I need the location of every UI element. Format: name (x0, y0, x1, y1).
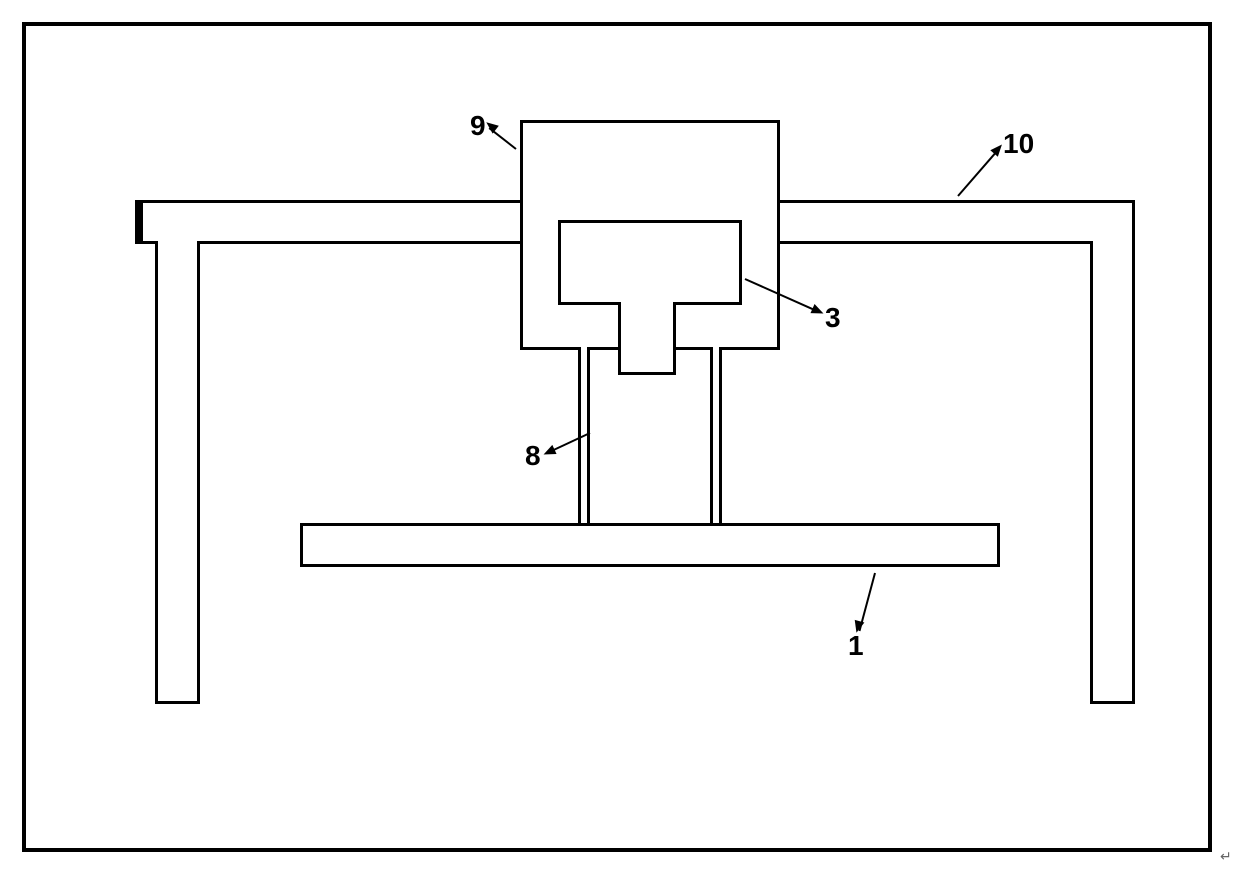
right-leg (1090, 241, 1135, 704)
inner-block (558, 220, 742, 305)
right-vertical-rod (710, 347, 722, 527)
left-leg (155, 241, 200, 704)
small-protrusion (618, 302, 676, 375)
label-9: 9 (470, 110, 486, 142)
label-3: 3 (825, 302, 841, 334)
label-10: 10 (1003, 128, 1034, 160)
lower-platform (300, 523, 1000, 567)
left-beam-accent (137, 203, 143, 241)
corner-marker: ↵ (1220, 848, 1232, 865)
label-1: 1 (848, 630, 864, 662)
label-8: 8 (525, 440, 541, 472)
diagram-container: 9 10 3 8 1 ↵ (0, 0, 1240, 888)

#####

— Instructions to follow —
Can you rewrite the records above, putting "bottom-platform" wherever "lower-platform" appears and keeping everything else the same? Leave the pictures out.

— Result —
I need the location of every UI element. Format: name (x0, y0, x1, y1).
right-leg (1090, 241, 1135, 704)
inner-block (558, 220, 742, 305)
right-vertical-rod (710, 347, 722, 527)
left-leg (155, 241, 200, 704)
small-protrusion (618, 302, 676, 375)
label-9: 9 (470, 110, 486, 142)
label-3: 3 (825, 302, 841, 334)
label-10: 10 (1003, 128, 1034, 160)
bottom-platform (300, 523, 1000, 567)
left-beam-accent (137, 203, 143, 241)
corner-marker: ↵ (1220, 848, 1232, 865)
label-1: 1 (848, 630, 864, 662)
label-8: 8 (525, 440, 541, 472)
diagram-container: 9 10 3 8 1 ↵ (0, 0, 1240, 888)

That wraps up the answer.